- SUPPLIED MATERIAL:
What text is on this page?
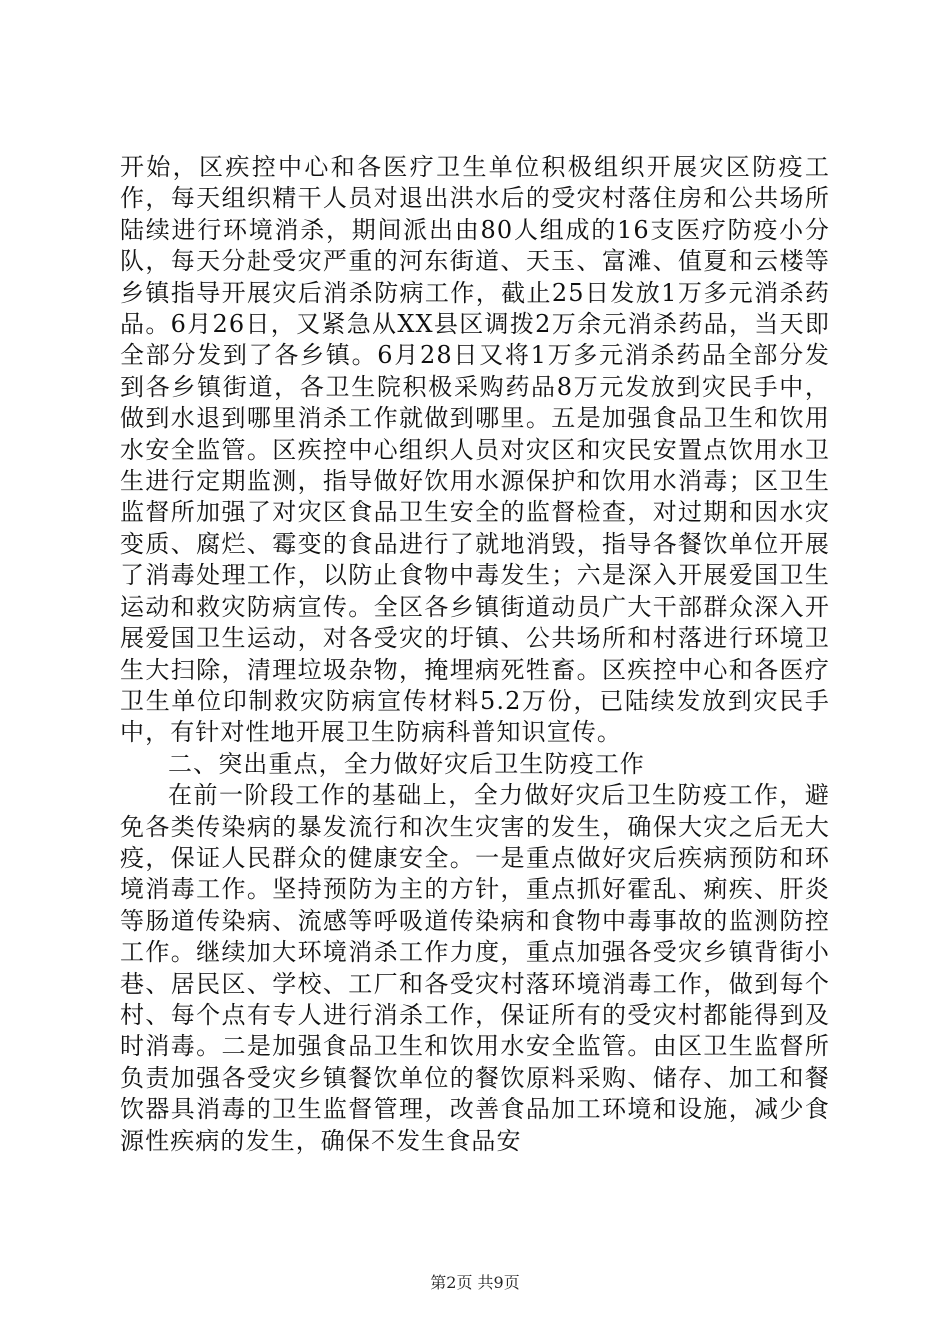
开始，区疾控中心和各医疗卫生单位积极组织开展灾区防疫工作，每天组织精干人员对退出洪水后的受灾村落住房和公共场所陆续进行环境消杀，期间派出由80人组成的16支医疗防疫小分队，每天分赴受灾严重的河东街道、天玉、富滩、值夏和云楼等乡镇指导开展灾后消杀防病工作，截止25日发放1万多元消杀药品。6月26日，又紧急从XX县区调拨2万余元消杀药品，当天即全部分发到了各乡镇。6月28日又将1万多元消杀药品全部分发到各乡镇街道，各卫生院积极采购药品8万元发放到灾民手中，做到水退到哪里消杀工作就做到哪里。五是加强食品卫生和饮用水安全监管。区疾控中心组织人员对灾区和灾民安置点饮用水卫生进行定期监测，指导做好饮用水源保护和饮用水消毒；区卫生监督所加强了对灾区食品卫生安全的监督检查，对过期和因水灾变质、腐烂、霉变的食品进行了就地消毁，指导各餐饮单位开展了消毒处理工作，以防止食物中毒发生；六是深入开展爱国卫生运动和救灾防病宣传。全区各乡镇街道动员广大干部群众深入开展爱国卫生运动，对各受灾的圩镇、公共场所和村落进行环境卫生大扫除，清理垃圾杂物，掩埋病死牲畜。区疾控中心和各医疗卫生单位印制救灾防病宣传材料5.2万份，已陆续发放到灾民手中，有针对性地开展卫生防病科普知识宣传。

二、突出重点，全力做好灾后卫生防疫工作

在前一阶段工作的基础上，全力做好灾后卫生防疫工作，避免各类传染病的暴发流行和次生灾害的发生，确保大灾之后无大疫，保证人民群众的健康安全。一是重点做好灾后疾病预防和环境消毒工作。坚持预防为主的方针，重点抓好霍乱、痢疾、肝炎等肠道传染病、流感等呼吸道传染病和食物中毒事故的监测防控工作。继续加大环境消杀工作力度，重点加强各受灾乡镇背街小巷、居民区、学校、工厂和各受灾村落环境消毒工作，做到每个村、每个点有专人进行消杀工作，保证所有的受灾村都能得到及时消毒。二是加强食品卫生和饮用水安全监管。由区卫生监督所负责加强各受灾乡镇餐饮单位的餐饮原料采购、储存、加工和餐饮器具消毒的卫生监督管理，改善食品加工环境和设施，减少食源性疾病的发生，确保不发生食品安

第2页 共9页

- WORK TO BE COMPLETED:
Restate the data above word for word. Skip every picture.

- SOLUTION TO THE EXERCISE:
What text is on this page?
开始，区疾控中心和各医疗卫生单位积极组织开展灾区防疫工作，每天组织精干人员对退出洪水后的受灾村落住房和公共场所陆续进行环境消杀，期间派出由80人组成的16支医疗防疫小分队，每天分赴受灾严重的河东街道、天玉、富滩、值夏和云楼等乡镇指导开展灾后消杀防病工作，截止25日发放1万多元消杀药品。6月26日，又紧急从XX县区调拨2万余元消杀药品，当天即全部分发到了各乡镇。6月28日又将1万多元消杀药品全部分发到各乡镇街道，各卫生院积极采购药品8万元发放到灾民手中，做到水退到哪里消杀工作就做到哪里。五是加强食品卫生和饮用水安全监管。区疾控中心组织人员对灾区和灾民安置点饮用水卫生进行定期监测，指导做好饮用水源保护和饮用水消毒；区卫生监督所加强了对灾区食品卫生安全的监督检查，对过期和因水灾变质、腐烂、霉变的食品进行了就地消毁，指导各餐饮单位开展了消毒处理工作，以防止食物中毒发生；六是深入开展爱国卫生运动和救灾防病宣传。全区各乡镇街道动员广大干部群众深入开展爱国卫生运动，对各受灾的圩镇、公共场所和村落进行环境卫生大扫除，清理垃圾杂物，掩埋病死牲畜。区疾控中心和各医疗卫生单位印制救灾防病宣传材料5.2万份，已陆续发放到灾民手中，有针对性地开展卫生防病科普知识宣传。

二、突出重点，全力做好灾后卫生防疫工作

在前一阶段工作的基础上，全力做好灾后卫生防疫工作，避免各类传染病的暴发流行和次生灾害的发生，确保大灾之后无大疫，保证人民群众的健康安全。一是重点做好灾后疾病预防和环境消毒工作。坚持预防为主的方针，重点抓好霍乱、痢疾、肝炎等肠道传染病、流感等呼吸道传染病和食物中毒事故的监测防控工作。继续加大环境消杀工作力度，重点加强各受灾乡镇背街小巷、居民区、学校、工厂和各受灾村落环境消毒工作，做到每个村、每个点有专人进行消杀工作，保证所有的受灾村都能得到及时消毒。二是加强食品卫生和饮用水安全监管。由区卫生监督所负责加强各受灾乡镇餐饮单位的餐饮原料采购、储存、加工和餐饮器具消毒的卫生监督管理，改善食品加工环境和设施，减少食源性疾病的发生，确保不发生食品安

第2页 共9页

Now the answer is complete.